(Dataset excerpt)
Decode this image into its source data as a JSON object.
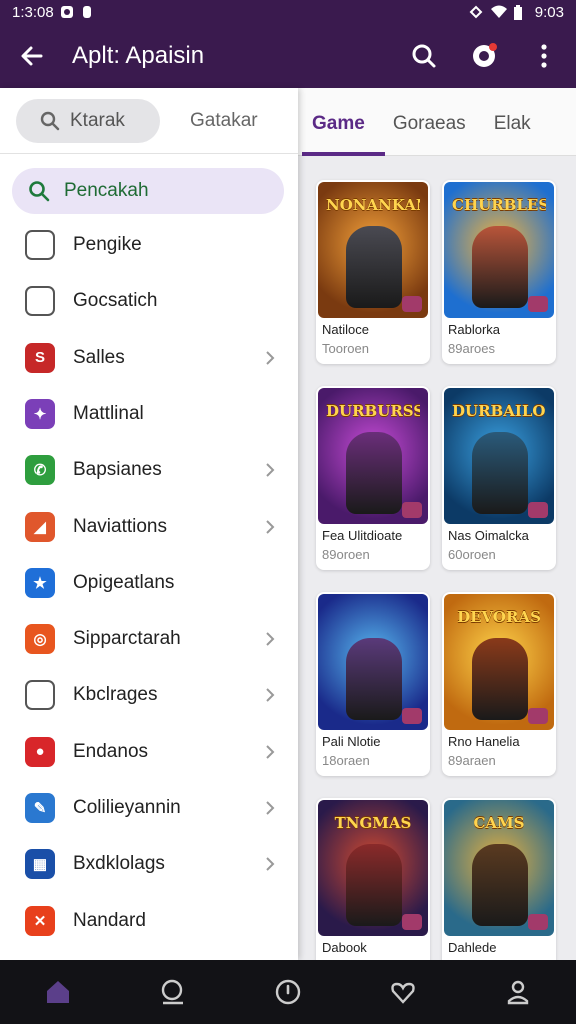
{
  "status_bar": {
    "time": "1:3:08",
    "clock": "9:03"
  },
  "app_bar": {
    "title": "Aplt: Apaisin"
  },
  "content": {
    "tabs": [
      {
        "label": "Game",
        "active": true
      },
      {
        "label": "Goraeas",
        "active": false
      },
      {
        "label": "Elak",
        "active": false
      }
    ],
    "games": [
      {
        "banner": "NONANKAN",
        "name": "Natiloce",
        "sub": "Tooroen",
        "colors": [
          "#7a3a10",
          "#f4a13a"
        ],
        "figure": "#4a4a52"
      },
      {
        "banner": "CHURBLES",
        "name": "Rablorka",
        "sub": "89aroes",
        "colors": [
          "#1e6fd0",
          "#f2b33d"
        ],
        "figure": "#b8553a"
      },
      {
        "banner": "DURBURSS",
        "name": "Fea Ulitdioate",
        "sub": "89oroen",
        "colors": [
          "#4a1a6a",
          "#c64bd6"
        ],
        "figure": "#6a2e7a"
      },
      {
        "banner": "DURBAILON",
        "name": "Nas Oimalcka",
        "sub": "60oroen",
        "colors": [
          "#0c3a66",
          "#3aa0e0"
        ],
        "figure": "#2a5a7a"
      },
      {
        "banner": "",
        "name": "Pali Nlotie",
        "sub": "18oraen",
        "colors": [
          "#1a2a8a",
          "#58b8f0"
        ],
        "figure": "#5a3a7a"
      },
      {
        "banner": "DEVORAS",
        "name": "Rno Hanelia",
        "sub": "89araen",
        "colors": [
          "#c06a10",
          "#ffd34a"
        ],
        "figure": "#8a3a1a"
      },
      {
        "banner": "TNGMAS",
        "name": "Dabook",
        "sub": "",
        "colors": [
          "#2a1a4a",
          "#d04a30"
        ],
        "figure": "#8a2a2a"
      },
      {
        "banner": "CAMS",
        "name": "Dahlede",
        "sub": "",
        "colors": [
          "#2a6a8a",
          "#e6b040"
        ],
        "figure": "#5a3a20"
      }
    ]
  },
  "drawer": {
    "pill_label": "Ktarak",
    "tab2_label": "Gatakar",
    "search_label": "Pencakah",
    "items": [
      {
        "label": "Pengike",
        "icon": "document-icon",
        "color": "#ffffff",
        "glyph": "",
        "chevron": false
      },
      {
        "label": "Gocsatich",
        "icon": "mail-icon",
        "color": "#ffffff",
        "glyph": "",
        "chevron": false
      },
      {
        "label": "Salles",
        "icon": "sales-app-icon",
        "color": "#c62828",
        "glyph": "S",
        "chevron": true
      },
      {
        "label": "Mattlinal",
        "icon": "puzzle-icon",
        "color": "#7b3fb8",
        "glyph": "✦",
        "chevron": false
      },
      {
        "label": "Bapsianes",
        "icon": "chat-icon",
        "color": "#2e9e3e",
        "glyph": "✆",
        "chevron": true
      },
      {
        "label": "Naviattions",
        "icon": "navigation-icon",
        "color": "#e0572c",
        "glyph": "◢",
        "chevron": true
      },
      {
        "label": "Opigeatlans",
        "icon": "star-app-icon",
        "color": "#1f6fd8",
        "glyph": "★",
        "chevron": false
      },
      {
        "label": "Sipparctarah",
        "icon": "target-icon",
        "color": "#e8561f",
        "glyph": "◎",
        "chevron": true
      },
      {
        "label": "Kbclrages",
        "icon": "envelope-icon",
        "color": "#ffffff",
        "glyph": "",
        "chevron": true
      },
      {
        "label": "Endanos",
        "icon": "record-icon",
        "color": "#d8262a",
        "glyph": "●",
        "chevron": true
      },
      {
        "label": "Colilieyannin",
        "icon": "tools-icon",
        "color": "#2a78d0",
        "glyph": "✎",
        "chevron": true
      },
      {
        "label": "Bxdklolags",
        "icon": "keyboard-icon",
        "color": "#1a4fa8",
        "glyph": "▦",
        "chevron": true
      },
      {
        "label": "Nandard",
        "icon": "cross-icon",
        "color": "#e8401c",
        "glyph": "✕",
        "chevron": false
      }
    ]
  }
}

--

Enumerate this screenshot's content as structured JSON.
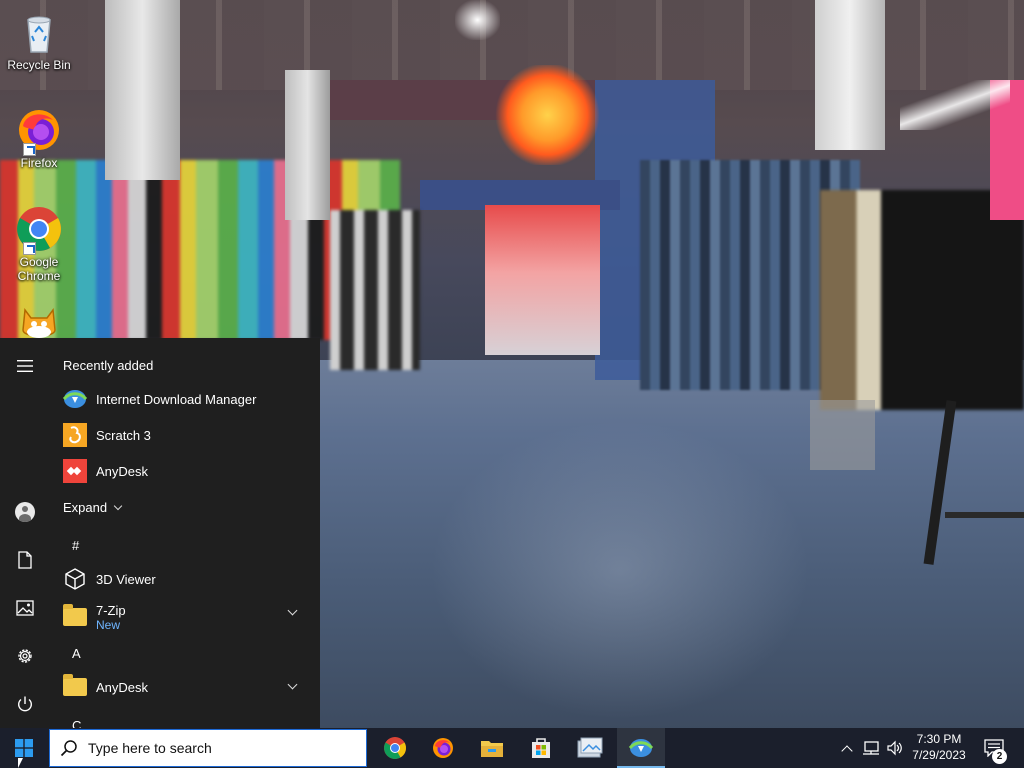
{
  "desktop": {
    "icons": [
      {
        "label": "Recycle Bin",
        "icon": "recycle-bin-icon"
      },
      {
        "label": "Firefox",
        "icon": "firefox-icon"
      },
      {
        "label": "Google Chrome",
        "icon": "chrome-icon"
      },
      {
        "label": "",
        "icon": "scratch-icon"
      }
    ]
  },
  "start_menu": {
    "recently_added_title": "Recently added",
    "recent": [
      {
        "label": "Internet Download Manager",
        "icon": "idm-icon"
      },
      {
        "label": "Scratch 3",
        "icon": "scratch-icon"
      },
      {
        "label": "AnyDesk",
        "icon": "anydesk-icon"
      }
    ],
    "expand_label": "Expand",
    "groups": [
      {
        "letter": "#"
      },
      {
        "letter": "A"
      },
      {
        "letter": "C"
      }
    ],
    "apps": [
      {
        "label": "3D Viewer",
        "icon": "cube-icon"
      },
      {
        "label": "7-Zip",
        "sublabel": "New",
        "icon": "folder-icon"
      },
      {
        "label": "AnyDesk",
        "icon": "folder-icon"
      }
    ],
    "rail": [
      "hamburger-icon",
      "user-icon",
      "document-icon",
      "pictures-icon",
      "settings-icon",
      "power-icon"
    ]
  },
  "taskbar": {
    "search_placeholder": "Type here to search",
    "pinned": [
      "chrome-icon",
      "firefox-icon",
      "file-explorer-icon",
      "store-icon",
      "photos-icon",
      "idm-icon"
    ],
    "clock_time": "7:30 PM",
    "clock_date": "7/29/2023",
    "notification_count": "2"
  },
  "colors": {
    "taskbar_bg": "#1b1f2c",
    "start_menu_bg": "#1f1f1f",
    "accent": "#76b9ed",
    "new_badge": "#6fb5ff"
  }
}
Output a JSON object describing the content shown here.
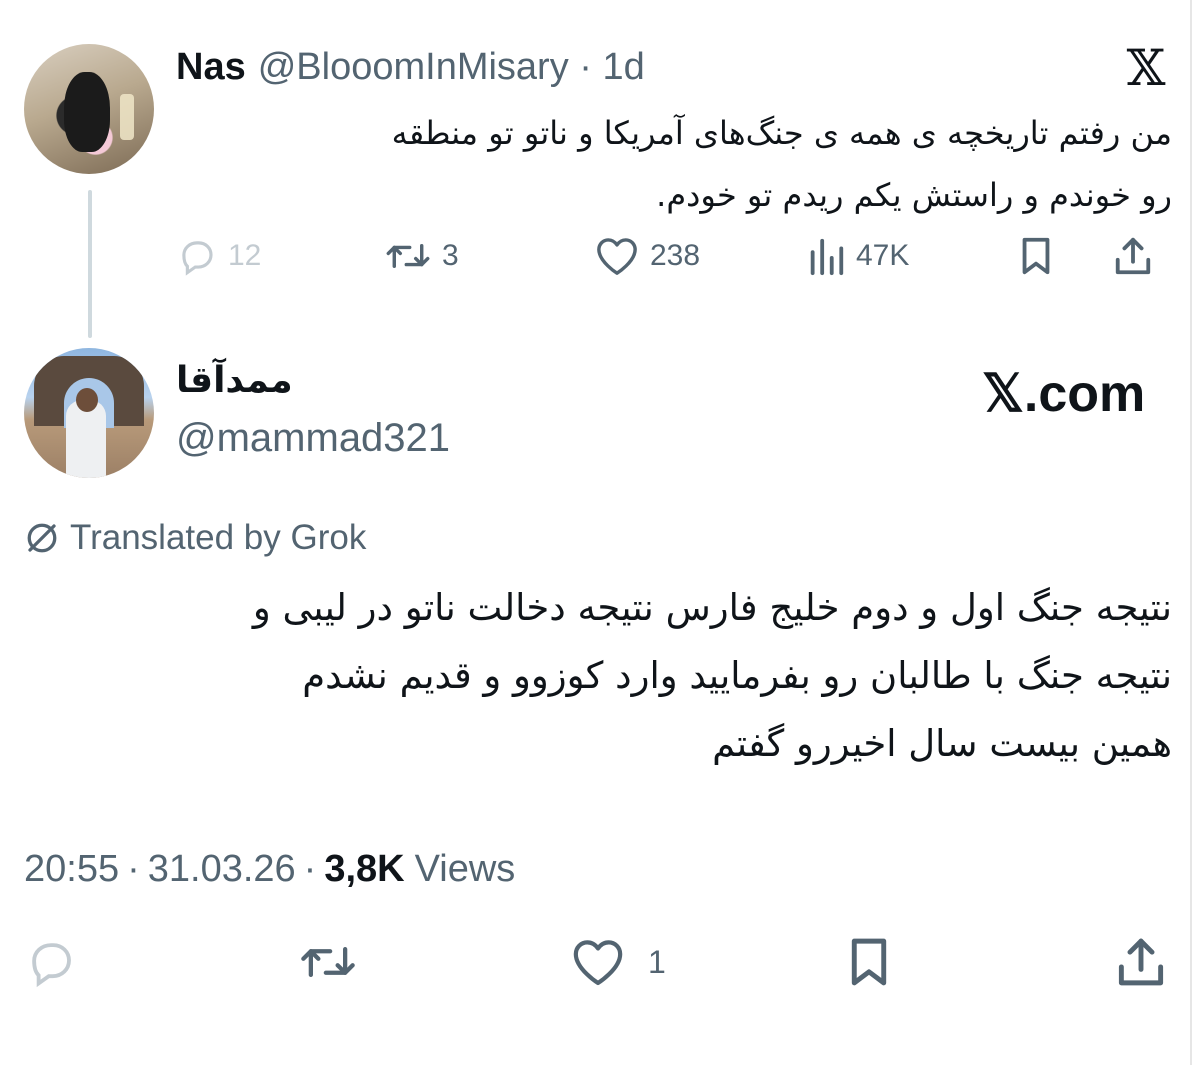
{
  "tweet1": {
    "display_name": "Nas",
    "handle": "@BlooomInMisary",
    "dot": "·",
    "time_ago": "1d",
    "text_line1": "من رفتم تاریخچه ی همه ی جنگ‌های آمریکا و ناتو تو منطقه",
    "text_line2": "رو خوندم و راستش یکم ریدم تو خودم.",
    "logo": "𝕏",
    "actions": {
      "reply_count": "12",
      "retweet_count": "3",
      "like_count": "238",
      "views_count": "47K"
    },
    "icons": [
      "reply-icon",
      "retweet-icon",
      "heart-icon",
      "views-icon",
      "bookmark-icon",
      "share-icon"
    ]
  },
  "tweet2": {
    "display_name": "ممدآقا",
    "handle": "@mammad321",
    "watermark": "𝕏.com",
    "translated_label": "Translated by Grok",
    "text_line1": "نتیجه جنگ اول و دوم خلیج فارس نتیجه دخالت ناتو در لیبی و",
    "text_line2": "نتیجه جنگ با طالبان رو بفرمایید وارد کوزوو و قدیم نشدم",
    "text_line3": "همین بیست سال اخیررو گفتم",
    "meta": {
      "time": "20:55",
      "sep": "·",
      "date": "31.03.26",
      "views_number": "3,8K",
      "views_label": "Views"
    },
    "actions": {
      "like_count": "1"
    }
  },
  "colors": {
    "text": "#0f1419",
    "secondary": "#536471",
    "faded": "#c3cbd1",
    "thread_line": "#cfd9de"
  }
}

### Instructions to follow
Among the records above, find each line holding the string "object" and pull it out.

### Exercise solution
Decode this image into its source data as a JSON object.
Output a JSON object describing the content shown here.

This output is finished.